## Dataset extract
◆ ◆ ◆ ◆

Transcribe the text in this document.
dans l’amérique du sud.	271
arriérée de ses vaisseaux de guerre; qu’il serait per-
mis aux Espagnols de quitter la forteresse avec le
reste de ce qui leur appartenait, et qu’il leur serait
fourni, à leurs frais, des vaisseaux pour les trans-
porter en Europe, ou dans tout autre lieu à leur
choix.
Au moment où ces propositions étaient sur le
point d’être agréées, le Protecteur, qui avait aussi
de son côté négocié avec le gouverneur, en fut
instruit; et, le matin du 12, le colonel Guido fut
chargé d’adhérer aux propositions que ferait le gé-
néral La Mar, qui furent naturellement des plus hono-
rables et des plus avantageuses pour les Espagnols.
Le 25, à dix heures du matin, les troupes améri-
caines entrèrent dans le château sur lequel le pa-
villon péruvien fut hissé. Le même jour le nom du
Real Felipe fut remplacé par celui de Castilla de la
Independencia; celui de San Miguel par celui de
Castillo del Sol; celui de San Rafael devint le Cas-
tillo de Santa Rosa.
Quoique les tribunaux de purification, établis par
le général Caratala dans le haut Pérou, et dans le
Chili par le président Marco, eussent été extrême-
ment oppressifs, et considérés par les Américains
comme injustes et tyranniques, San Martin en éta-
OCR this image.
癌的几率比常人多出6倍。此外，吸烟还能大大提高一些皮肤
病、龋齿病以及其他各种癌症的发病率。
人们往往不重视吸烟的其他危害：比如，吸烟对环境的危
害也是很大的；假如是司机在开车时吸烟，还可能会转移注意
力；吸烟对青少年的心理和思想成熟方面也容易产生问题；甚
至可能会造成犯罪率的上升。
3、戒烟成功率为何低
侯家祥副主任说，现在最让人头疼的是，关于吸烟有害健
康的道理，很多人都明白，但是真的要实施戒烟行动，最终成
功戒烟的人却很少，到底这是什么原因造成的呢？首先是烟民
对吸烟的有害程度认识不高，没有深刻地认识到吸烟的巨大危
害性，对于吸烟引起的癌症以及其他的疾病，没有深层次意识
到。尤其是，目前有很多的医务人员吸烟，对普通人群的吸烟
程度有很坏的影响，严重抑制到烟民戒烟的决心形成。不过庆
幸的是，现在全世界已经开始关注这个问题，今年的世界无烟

◆ ◆ ◆ ◆

## Challenge
Extract every line from the one containing "OCR this image." to the end of the entries, including both of those lines, exactly as given and with nothing added.

## Correct output
OCR this image.
癌的几率比常人多出6倍。此外，吸烟还能大大提高一些皮肤
病、龋齿病以及其他各种癌症的发病率。
人们往往不重视吸烟的其他危害：比如，吸烟对环境的危
害也是很大的；假如是司机在开车时吸烟，还可能会转移注意
力；吸烟对青少年的心理和思想成熟方面也容易产生问题；甚
至可能会造成犯罪率的上升。
3、戒烟成功率为何低
侯家祥副主任说，现在最让人头疼的是，关于吸烟有害健
康的道理，很多人都明白，但是真的要实施戒烟行动，最终成
功戒烟的人却很少，到底这是什么原因造成的呢？首先是烟民
对吸烟的有害程度认识不高，没有深刻地认识到吸烟的巨大危
害性，对于吸烟引起的癌症以及其他的疾病，没有深层次意识
到。尤其是，目前有很多的医务人员吸烟，对普通人群的吸烟
程度有很坏的影响，严重抑制到烟民戒烟的决心形成。不过庆
幸的是，现在全世界已经开始关注这个问题，今年的世界无烟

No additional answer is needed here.